-- begin DATA FOR THIS TASK --
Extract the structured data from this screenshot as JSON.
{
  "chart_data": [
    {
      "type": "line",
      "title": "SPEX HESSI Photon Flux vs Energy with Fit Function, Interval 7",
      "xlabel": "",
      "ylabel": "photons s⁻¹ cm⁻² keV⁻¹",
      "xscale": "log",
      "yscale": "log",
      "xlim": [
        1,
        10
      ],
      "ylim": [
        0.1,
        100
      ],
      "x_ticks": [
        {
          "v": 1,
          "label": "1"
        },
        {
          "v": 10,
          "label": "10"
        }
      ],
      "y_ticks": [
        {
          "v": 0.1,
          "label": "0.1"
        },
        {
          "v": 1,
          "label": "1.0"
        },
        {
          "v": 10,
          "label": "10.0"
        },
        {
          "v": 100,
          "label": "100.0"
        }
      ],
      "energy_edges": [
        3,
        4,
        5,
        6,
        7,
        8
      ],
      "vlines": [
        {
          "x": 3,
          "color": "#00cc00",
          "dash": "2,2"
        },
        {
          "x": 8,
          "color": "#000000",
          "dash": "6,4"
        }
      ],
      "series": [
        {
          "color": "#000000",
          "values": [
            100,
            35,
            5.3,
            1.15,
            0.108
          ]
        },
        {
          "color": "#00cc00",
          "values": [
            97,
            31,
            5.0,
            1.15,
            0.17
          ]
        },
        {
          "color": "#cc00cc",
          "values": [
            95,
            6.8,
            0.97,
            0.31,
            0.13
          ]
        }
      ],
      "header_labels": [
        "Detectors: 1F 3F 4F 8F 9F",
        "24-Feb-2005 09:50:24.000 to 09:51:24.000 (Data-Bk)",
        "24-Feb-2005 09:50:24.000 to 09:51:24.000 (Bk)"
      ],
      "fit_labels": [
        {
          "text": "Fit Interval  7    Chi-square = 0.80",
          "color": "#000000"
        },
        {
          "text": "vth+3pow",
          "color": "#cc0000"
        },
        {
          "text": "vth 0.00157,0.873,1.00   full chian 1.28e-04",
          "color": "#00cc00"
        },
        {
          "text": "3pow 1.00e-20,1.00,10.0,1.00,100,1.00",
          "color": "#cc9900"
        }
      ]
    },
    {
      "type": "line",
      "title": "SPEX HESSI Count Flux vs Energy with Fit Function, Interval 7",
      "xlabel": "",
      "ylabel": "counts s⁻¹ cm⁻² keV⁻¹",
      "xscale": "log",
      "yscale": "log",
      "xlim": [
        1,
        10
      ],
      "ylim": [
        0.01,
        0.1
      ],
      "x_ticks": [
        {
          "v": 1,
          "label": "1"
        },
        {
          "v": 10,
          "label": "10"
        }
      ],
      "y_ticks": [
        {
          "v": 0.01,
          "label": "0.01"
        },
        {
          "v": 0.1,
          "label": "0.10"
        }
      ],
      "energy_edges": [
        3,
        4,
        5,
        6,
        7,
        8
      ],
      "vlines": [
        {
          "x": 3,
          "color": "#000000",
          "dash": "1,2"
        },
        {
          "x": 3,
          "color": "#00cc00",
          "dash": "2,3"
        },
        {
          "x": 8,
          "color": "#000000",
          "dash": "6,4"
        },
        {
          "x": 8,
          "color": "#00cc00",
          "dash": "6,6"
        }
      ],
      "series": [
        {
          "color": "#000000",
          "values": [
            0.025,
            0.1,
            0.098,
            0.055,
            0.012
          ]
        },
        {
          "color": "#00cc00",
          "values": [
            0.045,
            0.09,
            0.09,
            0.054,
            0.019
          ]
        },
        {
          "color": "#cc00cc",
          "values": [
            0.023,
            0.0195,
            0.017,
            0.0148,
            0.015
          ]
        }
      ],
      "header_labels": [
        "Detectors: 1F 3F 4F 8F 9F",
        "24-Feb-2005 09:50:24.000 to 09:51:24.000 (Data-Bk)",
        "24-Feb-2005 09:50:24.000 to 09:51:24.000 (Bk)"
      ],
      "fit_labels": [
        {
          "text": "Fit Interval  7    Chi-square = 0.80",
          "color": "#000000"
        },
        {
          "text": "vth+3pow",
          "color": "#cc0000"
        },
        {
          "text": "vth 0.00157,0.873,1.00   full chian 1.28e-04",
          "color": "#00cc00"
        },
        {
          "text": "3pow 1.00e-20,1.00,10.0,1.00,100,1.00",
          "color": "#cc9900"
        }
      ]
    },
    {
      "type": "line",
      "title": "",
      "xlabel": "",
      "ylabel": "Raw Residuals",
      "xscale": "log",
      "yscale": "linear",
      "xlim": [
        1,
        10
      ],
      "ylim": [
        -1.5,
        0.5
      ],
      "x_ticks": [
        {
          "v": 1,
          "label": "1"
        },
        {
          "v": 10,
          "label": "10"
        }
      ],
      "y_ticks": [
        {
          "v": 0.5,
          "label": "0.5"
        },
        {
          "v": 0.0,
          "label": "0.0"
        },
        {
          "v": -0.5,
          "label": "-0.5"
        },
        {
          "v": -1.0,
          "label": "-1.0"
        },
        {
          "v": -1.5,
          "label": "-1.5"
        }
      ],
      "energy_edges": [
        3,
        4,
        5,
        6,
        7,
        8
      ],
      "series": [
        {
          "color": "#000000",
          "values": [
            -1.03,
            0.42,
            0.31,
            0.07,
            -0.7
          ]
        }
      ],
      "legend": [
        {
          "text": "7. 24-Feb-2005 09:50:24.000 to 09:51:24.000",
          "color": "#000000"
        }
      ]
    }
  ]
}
-- end DATA FOR THIS TASK --
■ YOUR INSTRUCTIONS
Search the data above for the string "title" and return every line that has it.

■ ANSWER TO THIS PROBLEM
      "title": "SPEX HESSI Photon Flux vs Energy with Fit Function, Interval 7",
      "title": "SPEX HESSI Count Flux vs Energy with Fit Function, Interval 7",
      "title": "",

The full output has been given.